Short exercise
Each line that holds the word "chức" is to be identified and copied.

+---+

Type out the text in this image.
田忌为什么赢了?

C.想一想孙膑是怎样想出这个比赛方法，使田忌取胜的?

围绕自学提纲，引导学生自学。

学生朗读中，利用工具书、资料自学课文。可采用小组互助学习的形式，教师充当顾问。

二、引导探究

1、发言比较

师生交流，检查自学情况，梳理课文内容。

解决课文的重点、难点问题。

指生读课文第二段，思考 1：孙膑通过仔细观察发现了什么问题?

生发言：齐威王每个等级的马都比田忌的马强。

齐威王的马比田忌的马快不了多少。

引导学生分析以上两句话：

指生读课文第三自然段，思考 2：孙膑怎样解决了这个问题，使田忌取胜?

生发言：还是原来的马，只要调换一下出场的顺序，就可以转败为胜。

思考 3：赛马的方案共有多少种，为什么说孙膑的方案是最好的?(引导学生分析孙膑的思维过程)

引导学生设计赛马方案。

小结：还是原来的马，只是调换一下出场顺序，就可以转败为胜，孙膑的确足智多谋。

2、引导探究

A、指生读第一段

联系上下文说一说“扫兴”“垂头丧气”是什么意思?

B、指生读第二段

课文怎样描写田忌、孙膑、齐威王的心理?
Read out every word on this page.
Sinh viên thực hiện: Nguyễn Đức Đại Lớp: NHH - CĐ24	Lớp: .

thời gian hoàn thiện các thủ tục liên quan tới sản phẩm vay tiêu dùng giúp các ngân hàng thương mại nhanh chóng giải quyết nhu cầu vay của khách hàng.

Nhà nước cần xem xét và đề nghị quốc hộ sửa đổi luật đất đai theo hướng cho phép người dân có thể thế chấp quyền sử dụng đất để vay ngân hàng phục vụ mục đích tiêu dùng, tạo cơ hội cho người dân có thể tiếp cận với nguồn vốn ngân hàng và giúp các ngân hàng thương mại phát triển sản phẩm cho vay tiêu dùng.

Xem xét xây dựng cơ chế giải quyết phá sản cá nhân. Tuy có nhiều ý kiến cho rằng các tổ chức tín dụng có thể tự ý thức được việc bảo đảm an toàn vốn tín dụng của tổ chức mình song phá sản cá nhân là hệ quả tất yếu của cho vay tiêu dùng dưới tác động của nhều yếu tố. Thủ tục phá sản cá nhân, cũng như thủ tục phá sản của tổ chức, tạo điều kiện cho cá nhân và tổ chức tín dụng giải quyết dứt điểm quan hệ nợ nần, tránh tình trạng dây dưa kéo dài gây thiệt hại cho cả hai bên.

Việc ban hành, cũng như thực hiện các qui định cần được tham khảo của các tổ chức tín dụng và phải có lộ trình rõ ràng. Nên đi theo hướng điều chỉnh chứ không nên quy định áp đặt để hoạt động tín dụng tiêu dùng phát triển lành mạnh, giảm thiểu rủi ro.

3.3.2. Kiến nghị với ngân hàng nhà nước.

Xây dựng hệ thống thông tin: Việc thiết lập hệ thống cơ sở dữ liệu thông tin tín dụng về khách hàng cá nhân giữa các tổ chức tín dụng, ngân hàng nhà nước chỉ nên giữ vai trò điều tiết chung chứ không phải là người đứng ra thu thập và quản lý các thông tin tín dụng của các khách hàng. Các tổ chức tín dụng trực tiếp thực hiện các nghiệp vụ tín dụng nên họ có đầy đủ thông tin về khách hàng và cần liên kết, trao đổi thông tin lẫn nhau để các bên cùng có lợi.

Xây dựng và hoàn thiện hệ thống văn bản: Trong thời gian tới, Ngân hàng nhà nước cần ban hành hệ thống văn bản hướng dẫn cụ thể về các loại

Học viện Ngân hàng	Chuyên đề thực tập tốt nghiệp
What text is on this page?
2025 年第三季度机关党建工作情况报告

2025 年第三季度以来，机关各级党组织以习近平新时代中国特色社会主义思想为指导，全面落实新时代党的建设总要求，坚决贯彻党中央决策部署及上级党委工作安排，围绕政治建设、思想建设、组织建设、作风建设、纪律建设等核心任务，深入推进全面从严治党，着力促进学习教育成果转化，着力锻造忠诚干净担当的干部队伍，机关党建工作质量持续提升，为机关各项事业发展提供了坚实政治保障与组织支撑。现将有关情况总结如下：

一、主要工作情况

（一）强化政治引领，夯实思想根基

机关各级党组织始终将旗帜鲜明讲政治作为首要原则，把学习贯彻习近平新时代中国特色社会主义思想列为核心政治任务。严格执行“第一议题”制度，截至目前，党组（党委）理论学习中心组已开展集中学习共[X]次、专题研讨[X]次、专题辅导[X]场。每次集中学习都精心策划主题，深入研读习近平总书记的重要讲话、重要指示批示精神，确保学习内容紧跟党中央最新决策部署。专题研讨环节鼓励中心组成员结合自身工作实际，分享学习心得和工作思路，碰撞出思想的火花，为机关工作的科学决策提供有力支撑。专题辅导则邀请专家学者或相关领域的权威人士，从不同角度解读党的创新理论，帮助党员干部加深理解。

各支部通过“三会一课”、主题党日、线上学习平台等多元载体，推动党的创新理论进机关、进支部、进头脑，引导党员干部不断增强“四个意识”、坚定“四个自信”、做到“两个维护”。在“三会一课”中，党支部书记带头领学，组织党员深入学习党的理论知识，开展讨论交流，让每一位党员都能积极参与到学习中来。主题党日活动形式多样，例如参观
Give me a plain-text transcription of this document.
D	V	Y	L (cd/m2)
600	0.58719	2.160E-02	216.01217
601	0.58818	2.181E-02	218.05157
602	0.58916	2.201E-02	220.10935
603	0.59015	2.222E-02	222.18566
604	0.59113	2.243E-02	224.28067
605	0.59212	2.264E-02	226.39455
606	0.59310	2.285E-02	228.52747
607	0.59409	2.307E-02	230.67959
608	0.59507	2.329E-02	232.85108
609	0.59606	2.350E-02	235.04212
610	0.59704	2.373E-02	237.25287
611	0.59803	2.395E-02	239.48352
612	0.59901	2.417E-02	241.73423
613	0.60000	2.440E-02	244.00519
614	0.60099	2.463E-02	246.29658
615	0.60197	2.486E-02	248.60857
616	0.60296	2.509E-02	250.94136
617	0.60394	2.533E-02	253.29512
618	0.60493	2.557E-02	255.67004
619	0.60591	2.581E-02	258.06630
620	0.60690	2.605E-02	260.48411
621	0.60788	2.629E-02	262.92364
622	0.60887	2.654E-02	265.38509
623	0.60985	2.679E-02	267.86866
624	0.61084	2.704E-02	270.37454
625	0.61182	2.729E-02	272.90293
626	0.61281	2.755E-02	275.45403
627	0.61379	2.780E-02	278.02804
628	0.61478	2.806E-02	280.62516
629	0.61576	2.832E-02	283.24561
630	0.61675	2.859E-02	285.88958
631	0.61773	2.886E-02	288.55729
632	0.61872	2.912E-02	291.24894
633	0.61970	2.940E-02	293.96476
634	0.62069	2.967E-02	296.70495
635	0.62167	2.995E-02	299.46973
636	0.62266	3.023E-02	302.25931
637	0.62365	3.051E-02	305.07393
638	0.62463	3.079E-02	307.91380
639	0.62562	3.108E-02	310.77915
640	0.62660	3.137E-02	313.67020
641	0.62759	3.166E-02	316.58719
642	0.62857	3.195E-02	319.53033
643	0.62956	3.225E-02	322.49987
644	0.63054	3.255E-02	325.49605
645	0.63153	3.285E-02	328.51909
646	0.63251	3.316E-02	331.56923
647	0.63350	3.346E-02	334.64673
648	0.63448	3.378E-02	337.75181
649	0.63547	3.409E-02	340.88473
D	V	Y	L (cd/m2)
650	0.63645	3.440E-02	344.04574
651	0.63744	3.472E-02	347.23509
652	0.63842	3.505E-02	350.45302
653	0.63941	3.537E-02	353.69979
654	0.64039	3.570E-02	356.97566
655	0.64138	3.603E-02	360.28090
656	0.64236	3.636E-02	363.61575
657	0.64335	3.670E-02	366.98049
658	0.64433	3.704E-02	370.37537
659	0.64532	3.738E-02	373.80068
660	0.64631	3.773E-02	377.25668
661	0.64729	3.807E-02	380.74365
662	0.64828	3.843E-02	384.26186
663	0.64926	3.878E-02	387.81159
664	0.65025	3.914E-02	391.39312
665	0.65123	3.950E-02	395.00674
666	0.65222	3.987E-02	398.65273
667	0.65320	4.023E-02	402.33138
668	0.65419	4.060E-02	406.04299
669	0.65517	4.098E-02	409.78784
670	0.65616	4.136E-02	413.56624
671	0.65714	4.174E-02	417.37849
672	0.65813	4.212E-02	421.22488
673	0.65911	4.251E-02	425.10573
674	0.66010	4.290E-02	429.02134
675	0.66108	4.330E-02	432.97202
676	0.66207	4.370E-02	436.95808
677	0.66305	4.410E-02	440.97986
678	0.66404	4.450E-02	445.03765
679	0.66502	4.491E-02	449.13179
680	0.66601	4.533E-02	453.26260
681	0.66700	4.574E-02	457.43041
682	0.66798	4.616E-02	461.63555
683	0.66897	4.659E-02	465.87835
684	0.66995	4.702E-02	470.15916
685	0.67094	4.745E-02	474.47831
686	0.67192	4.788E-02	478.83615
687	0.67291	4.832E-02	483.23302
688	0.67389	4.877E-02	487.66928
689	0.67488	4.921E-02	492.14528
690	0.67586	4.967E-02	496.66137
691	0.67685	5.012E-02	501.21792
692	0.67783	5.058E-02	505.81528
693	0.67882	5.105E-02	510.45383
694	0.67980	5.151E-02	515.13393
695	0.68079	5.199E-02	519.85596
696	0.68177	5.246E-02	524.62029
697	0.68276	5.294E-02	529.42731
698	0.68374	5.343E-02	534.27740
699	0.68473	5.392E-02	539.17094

+---+

Result for this task
Xem xét xây dựng cơ chế giải quyết phá sản cá nhân. Tuy có nhiều ý kiến cho rằng các tổ chức tín dụng có thể tự ý thức được việc bảo đảm an toàn vốn tín dụng của tổ chức mình song phá sản cá nhân là hệ quả tất yếu của cho vay tiêu dùng dưới tác động của nhều yếu tố. Thủ tục phá sản cá nhân, cũng như thủ tục phá sản của tổ chức, tạo điều kiện cho cá nhân và tổ chức tín dụng giải quyết dứt điểm quan hệ nợ nần, tránh tình trạng dây dưa kéo dài gây thiệt hại cho cả hai bên.
Việc ban hành, cũng như thực hiện các qui định cần được tham khảo của các tổ chức tín dụng và phải có lộ trình rõ ràng. Nên đi theo hướng điều chỉnh chứ không nên quy định áp đặt để hoạt động tín dụng tiêu dùng phát triển lành mạnh, giảm thiểu rủi ro.
Xây dựng hệ thống thông tin: Việc thiết lập hệ thống cơ sở dữ liệu thông tin tín dụng về khách hàng cá nhân giữa các tổ chức tín dụng, ngân hàng nhà nước chỉ nên giữ vai trò điều tiết chung chứ không phải là người đứng ra thu thập và quản lý các thông tin tín dụng của các khách hàng. Các tổ chức tín dụng trực tiếp thực hiện các nghiệp vụ tín dụng nên họ có đầy đủ thông tin về khách hàng và cần liên kết, trao đổi thông tin lẫn nhau để các bên cùng có lợi.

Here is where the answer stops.